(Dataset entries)
-- START --

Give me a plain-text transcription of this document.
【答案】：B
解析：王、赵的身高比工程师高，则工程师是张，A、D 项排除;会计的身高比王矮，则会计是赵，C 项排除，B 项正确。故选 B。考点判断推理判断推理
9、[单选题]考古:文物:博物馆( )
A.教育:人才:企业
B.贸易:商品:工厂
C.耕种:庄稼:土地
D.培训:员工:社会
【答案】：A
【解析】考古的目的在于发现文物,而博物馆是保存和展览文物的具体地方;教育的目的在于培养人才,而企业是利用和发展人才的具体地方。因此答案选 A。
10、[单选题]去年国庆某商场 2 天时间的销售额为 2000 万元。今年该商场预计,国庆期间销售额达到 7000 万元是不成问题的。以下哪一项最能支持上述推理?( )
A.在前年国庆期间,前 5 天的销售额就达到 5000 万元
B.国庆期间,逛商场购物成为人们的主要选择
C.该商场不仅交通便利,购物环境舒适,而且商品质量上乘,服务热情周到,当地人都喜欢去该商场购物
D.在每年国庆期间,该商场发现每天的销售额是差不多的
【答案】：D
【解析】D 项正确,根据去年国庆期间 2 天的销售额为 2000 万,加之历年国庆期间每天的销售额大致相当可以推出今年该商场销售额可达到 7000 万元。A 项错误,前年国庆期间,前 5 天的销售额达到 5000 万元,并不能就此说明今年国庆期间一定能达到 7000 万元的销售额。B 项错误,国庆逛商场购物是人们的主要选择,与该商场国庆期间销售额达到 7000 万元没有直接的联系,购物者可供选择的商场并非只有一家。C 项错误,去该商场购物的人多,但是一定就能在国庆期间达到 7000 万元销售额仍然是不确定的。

-- END --

# AIM:
Make an exact copy of the data above.

# RESPONSE TO THIS TASK:
Give me a plain-text transcription of this document.
【答案】：B
解析：王、赵的身高比工程师高，则工程师是张，A、D 项排除;会计的身高比王矮，则会计是赵，C 项排除，B 项正确。故选 B。考点判断推理判断推理
9、[单选题]考古:文物:博物馆( )
A.教育:人才:企业
B.贸易:商品:工厂
C.耕种:庄稼:土地
D.培训:员工:社会
【答案】：A
【解析】考古的目的在于发现文物,而博物馆是保存和展览文物的具体地方;教育的目的在于培养人才,而企业是利用和发展人才的具体地方。因此答案选 A。
10、[单选题]去年国庆某商场 2 天时间的销售额为 2000 万元。今年该商场预计,国庆期间销售额达到 7000 万元是不成问题的。以下哪一项最能支持上述推理?( )
A.在前年国庆期间,前 5 天的销售额就达到 5000 万元
B.国庆期间,逛商场购物成为人们的主要选择
C.该商场不仅交通便利,购物环境舒适,而且商品质量上乘,服务热情周到,当地人都喜欢去该商场购物
D.在每年国庆期间,该商场发现每天的销售额是差不多的
【答案】：D
【解析】D 项正确,根据去年国庆期间 2 天的销售额为 2000 万,加之历年国庆期间每天的销售额大致相当可以推出今年该商场销售额可达到 7000 万元。A 项错误,前年国庆期间,前 5 天的销售额达到 5000 万元,并不能就此说明今年国庆期间一定能达到 7000 万元的销售额。B 项错误,国庆逛商场购物是人们的主要选择,与该商场国庆期间销售额达到 7000 万元没有直接的联系,购物者可供选择的商场并非只有一家。C 项错误,去该商场购物的人多,但是一定就能在国庆期间达到 7000 万元销售额仍然是不确定的。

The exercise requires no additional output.